═══ Texto fornecido ═══

E quem se contaminar com a covid-19? 

Adicionado ao drama das famílias que têm de escolher entre se sentirem seguras ou alimentarem os filhos, está uma pergunta que nenhuma secretaria de Educação sabe responder: se o aluno estiver com suspeita de covid-19 ou com a confirmação da contaminação e for afastado da escola por 14 dias, ele receberá cestas de alimentos ou ficará privado da alimentação escolar? 

Não encontramos em nenhuma das cartilhas pensadas para o retorno às aulas, inclusive às elaboradas especialmente para as questões nutricionais e de manipulação dos alimentos, entre elas a do FNDE, do governo federal, protocolos específicos para esta situação, que deve se tornar cada vez mais comum. 

Há o risco, como aponta a nutricionista Vanessa Schottz e o ouvidor Guilherme Pimentel, que estão em contato mais próximo das famílias, do aluno ir à escola mesmo contaminado porque precisa se alimentar, o que coloca em risco toda a comunidade escolar.

═══

Atividades propostas:
a. No texto sobre alimentação escolar e covid-19, por quantos dias o aluno com suspeita ou confirmação da doença é afastado da escola?
b. Prossiga com o texto sobre alimentação escolar e covid-19 a partir da última frase apresentada.

═══ Dados fornecidos ═══

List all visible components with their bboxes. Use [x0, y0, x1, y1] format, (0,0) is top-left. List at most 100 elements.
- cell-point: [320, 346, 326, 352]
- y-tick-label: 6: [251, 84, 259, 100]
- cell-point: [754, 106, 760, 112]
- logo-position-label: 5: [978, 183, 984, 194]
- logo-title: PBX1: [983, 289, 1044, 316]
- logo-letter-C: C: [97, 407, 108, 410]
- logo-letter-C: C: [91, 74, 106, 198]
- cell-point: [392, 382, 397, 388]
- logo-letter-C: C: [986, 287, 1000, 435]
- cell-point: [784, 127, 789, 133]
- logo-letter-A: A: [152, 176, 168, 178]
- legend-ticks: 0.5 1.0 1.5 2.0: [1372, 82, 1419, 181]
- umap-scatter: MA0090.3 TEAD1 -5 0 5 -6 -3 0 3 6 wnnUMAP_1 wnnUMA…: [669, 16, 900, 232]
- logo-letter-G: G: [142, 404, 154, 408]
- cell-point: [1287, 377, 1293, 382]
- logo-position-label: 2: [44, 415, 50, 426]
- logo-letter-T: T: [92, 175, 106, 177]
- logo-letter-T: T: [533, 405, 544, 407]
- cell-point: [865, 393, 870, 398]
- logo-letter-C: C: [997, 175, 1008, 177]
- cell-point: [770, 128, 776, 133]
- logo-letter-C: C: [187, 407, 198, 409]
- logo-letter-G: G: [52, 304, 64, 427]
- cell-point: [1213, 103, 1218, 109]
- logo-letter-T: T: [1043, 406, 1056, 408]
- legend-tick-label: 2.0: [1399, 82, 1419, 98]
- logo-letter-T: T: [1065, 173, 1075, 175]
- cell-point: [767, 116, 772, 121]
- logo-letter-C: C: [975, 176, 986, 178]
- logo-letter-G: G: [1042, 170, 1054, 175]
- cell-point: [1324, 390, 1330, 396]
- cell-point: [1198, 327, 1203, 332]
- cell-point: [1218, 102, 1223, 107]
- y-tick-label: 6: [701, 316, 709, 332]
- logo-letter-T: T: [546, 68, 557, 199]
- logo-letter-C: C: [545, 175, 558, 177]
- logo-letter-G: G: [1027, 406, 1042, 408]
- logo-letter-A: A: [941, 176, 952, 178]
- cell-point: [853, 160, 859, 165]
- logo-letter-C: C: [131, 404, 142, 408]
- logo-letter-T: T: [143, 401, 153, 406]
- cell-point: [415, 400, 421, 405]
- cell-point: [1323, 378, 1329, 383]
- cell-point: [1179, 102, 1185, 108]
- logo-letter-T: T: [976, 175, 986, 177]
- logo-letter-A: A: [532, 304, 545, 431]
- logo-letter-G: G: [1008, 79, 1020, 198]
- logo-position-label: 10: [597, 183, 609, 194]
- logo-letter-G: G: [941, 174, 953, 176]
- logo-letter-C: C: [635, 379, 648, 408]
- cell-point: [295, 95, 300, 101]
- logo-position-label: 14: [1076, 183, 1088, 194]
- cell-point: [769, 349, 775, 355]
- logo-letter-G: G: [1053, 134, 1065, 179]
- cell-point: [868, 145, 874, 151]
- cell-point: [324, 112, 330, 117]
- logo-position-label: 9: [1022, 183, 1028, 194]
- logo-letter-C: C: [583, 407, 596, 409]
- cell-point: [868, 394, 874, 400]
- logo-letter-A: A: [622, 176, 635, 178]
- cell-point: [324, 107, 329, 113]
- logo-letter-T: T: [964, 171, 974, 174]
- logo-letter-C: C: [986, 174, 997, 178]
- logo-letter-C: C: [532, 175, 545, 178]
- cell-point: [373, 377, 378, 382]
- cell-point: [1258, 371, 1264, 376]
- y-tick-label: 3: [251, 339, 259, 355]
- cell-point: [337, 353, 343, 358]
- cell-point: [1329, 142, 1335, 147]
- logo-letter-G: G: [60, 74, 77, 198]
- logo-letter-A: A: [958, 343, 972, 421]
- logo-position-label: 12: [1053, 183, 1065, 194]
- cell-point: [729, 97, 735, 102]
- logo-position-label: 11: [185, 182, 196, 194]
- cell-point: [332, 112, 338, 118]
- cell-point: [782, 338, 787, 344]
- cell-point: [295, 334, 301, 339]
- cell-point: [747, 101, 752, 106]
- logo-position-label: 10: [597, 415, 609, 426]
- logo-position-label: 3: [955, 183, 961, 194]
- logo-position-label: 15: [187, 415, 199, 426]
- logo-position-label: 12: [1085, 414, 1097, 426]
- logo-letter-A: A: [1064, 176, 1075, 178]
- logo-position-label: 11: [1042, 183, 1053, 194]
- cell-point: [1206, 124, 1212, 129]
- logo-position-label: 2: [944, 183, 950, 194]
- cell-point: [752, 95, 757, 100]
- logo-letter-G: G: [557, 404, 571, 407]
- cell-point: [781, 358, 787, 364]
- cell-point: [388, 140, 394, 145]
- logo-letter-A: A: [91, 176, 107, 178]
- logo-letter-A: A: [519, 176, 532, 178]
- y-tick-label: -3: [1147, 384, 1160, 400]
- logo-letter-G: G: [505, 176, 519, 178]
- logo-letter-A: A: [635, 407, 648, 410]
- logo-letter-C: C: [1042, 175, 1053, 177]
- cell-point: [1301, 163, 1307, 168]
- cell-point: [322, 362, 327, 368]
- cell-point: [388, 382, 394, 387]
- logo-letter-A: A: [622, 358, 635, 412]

═══

Respostas das atividades:
a. Por 14 dias.

b.
Bahia 

No estado da Bahia a alimentação também é usada como umas das estratégias para trazer os alunos de volta para as escolas, mas pela suplementação e não subtração de oferta, ainda que essa suplementação esteja baseada no vazio de compras do Pnae em 2020. 

Vamos lá: para os alunos da rede estadual, o estado oferece um cartão no valor de R$ 55 por aluno. Todos recebem. Não há critério de vulnerabilidade. O dinheiro do Pnae não foi usado em 2020, mas reprogramado para ser gasto agora, quando as cozinhas das escolas voltaram a funcionar.  Portanto, não houve entrega de cestas e kits com alimentos para as famílias no ano passado e nem neste.  

O superintendente de planejamento operacional da rede escolar, Manoel Calazans, afirma que o estado faz uma ampla campanha para que os alunos retornem à escola. “Nós estamos perdendo alunos para o mercado de trabalho. Não dá pra ficar mais seis meses sem escola, o prejuízo vai ser enorme. Estamos perdendo alunos para outros arranjos e a escola fica em segundo plano.” alega. 

A busca ativa dos alunos inclui duas refeições servidas na escola – almoço e janta ou café da manhã e almoço (antes da pandemia era apenas uma) e os estudantes que comprovarem frequência nas aulas recebem um cartão chamado de Bolsa Presença, no valor de R$ 150. É importante reforçar: a inclusão de mais uma refeição na programação foi feita à custa dos recursos do Pnae não usados em 2020.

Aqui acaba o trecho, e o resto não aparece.